━━━ RECORDS SUPPLIED

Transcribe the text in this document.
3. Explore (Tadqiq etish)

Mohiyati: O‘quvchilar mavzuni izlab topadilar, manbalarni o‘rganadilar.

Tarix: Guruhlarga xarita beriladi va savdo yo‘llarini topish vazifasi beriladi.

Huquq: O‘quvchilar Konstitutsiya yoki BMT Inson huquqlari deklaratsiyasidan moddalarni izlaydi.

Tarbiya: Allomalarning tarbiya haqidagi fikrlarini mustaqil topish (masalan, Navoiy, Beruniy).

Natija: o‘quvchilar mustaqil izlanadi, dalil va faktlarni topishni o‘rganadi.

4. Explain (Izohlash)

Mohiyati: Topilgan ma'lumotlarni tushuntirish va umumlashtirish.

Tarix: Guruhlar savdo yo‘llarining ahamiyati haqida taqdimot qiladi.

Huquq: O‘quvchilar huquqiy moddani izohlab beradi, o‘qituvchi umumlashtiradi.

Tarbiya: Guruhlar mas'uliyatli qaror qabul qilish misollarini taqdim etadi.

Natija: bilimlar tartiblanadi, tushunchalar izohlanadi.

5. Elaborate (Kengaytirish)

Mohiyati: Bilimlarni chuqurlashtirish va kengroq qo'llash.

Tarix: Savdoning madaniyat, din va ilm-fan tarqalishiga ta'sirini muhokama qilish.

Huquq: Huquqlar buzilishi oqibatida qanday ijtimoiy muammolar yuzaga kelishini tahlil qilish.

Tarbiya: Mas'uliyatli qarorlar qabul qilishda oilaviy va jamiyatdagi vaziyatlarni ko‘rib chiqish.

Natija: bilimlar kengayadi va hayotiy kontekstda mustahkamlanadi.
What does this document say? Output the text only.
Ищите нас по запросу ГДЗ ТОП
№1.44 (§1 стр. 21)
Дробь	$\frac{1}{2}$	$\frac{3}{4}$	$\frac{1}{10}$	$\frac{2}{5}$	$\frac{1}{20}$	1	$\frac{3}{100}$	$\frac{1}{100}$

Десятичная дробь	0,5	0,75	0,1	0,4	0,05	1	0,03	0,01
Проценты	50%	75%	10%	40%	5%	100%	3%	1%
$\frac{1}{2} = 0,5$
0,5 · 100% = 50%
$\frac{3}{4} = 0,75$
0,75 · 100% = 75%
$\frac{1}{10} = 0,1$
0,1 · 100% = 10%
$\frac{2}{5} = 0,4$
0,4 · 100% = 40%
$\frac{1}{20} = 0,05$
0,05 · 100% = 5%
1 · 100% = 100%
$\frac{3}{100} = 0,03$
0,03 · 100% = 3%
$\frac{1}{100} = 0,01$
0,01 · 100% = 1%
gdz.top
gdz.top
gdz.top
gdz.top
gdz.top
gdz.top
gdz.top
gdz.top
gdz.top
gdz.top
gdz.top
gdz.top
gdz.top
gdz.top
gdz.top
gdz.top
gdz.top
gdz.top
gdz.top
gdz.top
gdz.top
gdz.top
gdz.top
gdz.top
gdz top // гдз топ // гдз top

━━━━━━

[INSTRUCTION] Reproduce exactly the lines from the one containing "What does this" through the last line of the records above, including both, and nothing else.

[RESULT OF THIS EXERCISE]
What does this document say? Output the text only.
Ищите нас по запросу ГДЗ ТОП
№1.44 (§1 стр. 21)
Дробь	$\frac{1}{2}$	$\frac{3}{4}$	$\frac{1}{10}$	$\frac{2}{5}$	$\frac{1}{20}$	1	$\frac{3}{100}$	$\frac{1}{100}$

Десятичная дробь	0,5	0,75	0,1	0,4	0,05	1	0,03	0,01
Проценты	50%	75%	10%	40%	5%	100%	3%	1%
$\frac{1}{2} = 0,5$
0,5 · 100% = 50%
$\frac{3}{4} = 0,75$
0,75 · 100% = 75%
$\frac{1}{10} = 0,1$
0,1 · 100% = 10%
$\frac{2}{5} = 0,4$
0,4 · 100% = 40%
$\frac{1}{20} = 0,05$
0,05 · 100% = 5%
1 · 100% = 100%
$\frac{3}{100} = 0,03$
0,03 · 100% = 3%
$\frac{1}{100} = 0,01$
0,01 · 100% = 1%
gdz.top
gdz.top
gdz.top
gdz.top
gdz.top
gdz.top
gdz.top
gdz.top
gdz.top
gdz.top
gdz.top
gdz.top
gdz.top
gdz.top
gdz.top
gdz.top
gdz.top
gdz.top
gdz.top
gdz.top
gdz.top
gdz.top
gdz.top
gdz.top
gdz top // гдз топ // гдз top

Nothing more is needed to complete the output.